SOURCE RECORDS —
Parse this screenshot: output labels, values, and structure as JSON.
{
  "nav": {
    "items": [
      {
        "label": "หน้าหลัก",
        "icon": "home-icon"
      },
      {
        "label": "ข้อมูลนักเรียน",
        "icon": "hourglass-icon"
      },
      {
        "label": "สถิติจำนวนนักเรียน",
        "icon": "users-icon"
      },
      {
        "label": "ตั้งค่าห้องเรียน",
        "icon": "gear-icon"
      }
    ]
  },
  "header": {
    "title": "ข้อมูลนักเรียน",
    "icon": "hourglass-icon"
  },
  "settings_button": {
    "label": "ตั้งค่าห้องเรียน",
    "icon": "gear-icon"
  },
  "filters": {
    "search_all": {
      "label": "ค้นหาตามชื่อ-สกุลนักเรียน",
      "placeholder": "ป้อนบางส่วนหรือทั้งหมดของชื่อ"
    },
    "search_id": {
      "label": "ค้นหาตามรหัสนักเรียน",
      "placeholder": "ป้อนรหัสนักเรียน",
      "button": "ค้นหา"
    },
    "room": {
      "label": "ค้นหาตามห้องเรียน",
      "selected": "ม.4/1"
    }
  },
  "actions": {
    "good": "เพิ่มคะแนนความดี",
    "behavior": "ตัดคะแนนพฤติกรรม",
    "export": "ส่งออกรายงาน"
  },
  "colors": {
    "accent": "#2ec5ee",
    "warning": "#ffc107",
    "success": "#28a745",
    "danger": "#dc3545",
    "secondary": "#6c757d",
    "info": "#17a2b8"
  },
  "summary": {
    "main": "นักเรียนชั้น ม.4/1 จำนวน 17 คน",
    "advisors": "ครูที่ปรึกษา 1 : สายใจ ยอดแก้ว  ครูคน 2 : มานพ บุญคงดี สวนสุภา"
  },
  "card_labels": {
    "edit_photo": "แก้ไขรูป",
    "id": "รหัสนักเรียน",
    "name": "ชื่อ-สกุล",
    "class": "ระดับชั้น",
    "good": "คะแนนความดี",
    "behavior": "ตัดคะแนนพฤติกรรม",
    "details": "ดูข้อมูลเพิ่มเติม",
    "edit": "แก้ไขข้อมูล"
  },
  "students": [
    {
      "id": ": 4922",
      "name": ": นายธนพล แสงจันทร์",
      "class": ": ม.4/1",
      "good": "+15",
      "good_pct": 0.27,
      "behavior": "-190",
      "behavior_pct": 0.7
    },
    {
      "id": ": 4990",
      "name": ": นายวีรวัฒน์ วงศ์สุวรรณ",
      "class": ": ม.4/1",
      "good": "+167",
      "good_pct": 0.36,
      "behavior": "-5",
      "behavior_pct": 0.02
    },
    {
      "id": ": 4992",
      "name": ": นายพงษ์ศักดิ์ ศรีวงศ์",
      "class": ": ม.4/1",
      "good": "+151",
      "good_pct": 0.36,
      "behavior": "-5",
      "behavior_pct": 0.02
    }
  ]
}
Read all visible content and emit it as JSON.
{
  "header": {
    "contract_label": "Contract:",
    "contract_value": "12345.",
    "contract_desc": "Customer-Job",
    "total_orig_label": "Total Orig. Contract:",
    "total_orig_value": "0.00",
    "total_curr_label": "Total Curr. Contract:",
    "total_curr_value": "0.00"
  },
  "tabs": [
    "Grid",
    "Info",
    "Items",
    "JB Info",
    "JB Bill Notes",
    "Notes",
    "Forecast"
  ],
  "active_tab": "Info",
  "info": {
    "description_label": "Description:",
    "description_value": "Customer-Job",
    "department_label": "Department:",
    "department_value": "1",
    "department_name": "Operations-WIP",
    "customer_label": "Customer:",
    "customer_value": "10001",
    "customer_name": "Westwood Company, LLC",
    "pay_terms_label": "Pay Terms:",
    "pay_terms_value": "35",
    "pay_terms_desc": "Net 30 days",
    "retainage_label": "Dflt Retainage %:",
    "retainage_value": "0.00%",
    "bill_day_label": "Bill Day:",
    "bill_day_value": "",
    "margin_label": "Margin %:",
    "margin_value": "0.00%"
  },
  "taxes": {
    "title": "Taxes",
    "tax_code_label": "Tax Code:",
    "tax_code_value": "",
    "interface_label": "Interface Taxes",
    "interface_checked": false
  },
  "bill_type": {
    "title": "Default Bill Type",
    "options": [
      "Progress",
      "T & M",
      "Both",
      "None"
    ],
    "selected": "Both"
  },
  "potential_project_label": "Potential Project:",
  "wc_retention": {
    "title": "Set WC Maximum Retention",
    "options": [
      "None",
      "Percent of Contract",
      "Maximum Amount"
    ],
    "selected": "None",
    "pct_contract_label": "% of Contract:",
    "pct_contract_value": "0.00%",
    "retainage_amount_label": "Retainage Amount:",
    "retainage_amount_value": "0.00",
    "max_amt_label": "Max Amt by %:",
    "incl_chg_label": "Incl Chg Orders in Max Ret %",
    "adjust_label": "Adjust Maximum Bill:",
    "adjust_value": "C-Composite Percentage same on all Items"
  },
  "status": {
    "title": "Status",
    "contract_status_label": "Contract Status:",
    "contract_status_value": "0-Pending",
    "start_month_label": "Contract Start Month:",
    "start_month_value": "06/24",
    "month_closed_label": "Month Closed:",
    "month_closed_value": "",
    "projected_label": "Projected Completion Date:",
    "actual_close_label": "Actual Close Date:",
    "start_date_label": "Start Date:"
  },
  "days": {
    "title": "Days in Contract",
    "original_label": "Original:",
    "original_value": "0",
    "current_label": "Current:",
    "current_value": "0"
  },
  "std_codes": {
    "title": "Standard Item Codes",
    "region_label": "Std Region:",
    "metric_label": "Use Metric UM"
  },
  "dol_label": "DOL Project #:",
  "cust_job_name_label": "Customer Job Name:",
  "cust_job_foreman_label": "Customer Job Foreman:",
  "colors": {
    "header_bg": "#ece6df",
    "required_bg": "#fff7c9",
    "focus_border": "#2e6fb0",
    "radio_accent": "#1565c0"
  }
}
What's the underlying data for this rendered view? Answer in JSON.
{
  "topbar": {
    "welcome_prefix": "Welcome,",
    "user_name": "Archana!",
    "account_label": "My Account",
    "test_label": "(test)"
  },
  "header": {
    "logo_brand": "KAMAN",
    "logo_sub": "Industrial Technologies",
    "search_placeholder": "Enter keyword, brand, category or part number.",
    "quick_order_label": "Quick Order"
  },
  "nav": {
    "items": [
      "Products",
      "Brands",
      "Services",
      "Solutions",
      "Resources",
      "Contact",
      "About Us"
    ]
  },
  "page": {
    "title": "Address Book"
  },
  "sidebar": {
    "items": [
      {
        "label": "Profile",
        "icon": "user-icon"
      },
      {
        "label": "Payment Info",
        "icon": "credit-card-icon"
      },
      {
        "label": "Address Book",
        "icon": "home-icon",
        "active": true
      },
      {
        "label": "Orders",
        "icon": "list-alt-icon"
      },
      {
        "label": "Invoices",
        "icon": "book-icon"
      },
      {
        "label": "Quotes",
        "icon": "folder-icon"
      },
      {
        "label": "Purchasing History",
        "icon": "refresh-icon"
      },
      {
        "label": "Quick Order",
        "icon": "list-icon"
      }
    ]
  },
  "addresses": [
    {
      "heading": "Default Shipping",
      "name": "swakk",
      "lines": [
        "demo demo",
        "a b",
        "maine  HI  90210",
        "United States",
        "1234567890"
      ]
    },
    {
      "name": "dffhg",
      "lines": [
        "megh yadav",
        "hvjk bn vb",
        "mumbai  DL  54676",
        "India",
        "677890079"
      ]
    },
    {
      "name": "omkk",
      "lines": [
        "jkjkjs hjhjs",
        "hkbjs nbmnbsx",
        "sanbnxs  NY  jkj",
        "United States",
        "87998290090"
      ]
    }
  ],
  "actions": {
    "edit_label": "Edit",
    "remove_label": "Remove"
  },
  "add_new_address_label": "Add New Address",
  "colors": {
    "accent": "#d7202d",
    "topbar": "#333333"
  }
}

THE EXERCISE —
State the number of lines in the records that contain the string "title", and nothing more.

OUTPUT OF THE TASK —
8